## Exercise requirements:
Copy each line holding the string "disorders".

--- begin Supplied material ---

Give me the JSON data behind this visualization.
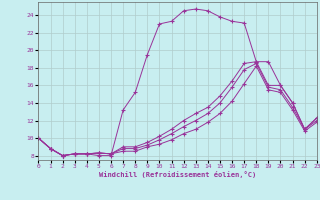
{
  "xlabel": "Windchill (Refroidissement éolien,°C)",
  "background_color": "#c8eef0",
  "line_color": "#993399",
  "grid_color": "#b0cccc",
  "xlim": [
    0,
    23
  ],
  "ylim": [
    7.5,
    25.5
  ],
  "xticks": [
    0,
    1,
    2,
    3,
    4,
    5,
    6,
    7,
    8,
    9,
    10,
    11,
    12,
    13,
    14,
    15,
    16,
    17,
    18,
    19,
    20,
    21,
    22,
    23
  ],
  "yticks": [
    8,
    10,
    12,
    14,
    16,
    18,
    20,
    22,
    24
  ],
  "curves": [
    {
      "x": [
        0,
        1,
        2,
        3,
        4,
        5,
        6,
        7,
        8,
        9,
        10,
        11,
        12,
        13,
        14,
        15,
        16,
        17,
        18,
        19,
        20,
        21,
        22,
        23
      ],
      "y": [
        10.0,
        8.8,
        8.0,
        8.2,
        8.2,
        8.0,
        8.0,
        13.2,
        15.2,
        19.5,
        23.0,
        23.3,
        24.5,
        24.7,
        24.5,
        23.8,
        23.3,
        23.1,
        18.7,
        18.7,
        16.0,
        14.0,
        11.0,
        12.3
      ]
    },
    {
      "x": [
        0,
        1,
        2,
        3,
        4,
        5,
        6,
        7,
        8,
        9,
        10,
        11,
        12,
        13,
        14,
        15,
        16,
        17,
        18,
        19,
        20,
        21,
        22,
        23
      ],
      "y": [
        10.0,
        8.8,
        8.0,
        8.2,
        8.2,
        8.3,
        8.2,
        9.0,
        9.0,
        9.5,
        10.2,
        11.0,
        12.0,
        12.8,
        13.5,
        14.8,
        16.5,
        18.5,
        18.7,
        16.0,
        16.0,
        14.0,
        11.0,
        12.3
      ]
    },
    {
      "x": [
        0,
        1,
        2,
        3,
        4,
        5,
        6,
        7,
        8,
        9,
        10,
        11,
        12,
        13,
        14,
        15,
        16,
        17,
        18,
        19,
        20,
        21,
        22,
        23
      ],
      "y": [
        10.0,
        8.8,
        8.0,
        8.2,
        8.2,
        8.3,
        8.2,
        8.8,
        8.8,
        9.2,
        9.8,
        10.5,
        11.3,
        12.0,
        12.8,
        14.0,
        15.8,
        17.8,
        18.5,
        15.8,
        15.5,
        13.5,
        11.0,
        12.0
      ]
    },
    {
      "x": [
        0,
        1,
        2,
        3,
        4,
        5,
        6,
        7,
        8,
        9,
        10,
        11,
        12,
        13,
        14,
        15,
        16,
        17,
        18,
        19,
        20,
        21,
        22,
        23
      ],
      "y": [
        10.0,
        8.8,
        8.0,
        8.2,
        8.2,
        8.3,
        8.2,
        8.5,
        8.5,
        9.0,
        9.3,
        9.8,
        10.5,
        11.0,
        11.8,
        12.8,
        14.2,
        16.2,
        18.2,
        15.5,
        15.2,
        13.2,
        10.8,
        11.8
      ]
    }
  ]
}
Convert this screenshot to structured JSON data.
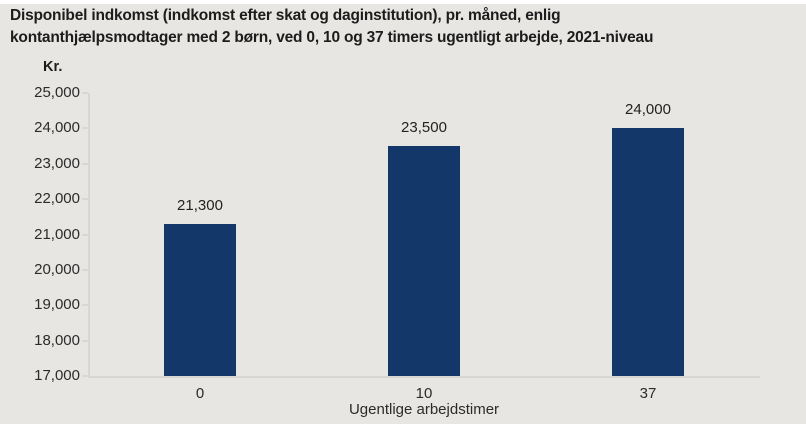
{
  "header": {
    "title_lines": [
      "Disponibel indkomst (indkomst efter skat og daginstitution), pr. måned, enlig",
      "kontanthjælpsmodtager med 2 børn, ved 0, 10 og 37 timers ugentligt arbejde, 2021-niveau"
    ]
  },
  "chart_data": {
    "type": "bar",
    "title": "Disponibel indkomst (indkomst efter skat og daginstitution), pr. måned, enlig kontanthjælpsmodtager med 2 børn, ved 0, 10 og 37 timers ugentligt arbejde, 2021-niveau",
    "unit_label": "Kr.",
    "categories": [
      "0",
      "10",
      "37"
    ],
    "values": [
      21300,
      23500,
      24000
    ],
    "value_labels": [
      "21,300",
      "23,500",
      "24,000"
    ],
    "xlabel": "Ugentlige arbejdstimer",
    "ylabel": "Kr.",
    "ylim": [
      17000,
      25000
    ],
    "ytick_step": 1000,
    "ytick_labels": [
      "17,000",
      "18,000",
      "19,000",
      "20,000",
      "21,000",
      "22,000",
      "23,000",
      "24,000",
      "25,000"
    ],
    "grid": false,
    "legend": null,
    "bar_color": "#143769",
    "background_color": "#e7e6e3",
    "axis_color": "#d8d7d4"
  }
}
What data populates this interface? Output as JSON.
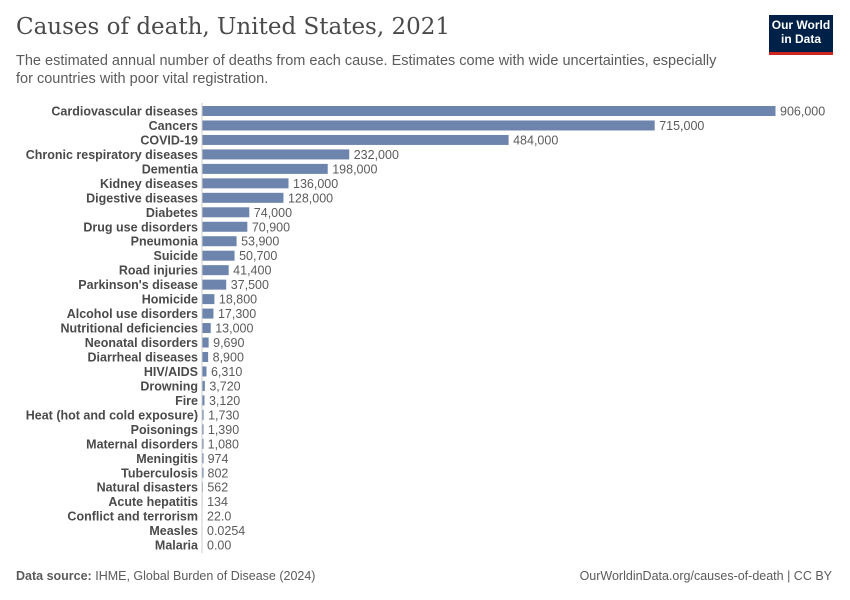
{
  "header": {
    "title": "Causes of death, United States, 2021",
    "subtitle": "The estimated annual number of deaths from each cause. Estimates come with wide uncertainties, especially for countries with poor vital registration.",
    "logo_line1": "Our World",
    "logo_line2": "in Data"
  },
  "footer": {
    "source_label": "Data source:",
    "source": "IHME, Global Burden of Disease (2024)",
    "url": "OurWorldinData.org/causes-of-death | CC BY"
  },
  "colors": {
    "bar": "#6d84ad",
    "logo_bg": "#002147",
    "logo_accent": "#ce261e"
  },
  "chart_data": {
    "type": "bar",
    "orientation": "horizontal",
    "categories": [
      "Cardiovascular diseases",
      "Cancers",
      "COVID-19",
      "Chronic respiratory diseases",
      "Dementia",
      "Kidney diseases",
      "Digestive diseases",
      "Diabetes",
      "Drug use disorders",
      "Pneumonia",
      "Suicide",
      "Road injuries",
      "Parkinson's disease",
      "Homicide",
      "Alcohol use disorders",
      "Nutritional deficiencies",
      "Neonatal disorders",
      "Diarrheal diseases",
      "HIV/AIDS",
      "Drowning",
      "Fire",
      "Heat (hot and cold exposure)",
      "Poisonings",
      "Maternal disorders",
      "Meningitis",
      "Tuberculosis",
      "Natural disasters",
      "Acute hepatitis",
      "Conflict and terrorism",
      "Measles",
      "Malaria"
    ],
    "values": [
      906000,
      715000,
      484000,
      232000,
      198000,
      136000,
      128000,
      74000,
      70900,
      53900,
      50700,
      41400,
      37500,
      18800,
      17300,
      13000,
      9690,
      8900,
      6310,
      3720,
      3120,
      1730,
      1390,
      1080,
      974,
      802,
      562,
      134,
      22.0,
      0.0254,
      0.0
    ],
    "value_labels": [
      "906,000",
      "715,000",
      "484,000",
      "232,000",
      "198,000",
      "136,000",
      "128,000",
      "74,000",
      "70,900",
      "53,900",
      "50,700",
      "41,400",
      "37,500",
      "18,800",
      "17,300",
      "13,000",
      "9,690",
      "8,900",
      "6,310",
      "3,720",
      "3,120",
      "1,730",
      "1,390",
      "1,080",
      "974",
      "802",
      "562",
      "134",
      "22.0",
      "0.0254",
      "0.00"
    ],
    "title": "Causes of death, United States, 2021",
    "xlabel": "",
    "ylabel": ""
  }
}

--- end Supplied material ---
--- begin Supplied material ---

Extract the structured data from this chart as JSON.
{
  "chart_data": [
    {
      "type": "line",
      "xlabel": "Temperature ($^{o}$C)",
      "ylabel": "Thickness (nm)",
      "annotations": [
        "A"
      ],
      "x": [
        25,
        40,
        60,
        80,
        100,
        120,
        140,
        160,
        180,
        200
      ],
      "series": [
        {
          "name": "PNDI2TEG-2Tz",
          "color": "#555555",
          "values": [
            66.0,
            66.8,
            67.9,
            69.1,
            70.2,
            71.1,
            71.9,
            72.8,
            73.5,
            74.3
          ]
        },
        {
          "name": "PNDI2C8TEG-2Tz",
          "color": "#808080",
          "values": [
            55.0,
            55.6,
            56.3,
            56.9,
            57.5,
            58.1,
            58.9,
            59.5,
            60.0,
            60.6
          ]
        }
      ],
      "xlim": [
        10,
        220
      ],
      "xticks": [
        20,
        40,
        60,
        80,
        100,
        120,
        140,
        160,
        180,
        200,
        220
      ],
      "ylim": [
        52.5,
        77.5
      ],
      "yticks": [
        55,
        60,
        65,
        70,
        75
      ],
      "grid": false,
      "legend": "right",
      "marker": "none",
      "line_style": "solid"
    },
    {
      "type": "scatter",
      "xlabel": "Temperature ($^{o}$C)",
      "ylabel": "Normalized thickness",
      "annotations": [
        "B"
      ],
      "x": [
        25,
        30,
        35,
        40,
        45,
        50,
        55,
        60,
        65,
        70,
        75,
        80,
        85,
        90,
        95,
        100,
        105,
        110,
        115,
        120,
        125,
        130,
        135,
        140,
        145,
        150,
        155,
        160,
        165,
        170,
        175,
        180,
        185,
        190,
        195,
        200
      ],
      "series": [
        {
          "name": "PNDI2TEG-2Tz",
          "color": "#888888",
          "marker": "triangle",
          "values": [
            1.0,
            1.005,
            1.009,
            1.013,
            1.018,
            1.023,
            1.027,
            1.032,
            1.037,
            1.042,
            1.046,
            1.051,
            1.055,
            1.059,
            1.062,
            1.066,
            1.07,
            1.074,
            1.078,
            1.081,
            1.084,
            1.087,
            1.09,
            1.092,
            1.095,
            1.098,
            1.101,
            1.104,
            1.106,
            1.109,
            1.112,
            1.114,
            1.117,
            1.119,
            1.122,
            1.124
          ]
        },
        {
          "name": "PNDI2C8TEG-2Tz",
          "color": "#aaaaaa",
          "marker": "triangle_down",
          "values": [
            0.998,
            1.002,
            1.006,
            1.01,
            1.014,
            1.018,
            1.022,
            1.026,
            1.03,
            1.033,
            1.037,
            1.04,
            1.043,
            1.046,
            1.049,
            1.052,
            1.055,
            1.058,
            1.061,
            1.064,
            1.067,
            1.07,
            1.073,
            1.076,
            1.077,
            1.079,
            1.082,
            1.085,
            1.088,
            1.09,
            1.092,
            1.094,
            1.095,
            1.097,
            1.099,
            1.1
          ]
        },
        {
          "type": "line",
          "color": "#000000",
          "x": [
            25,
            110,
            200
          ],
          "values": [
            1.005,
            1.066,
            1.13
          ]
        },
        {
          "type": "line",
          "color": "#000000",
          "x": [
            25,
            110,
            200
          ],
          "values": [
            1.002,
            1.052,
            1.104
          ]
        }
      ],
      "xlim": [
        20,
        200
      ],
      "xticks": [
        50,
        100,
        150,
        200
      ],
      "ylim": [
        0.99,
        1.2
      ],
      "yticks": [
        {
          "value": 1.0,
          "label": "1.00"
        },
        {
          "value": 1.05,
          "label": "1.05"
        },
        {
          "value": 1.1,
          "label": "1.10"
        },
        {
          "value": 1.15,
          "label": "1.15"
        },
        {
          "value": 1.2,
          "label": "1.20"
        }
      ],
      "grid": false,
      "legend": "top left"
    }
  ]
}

--- end Supplied material ---

## Right answer:
      "Drug use disorders",
      "Alcohol use disorders",
      "Neonatal disorders",
      "Maternal disorders",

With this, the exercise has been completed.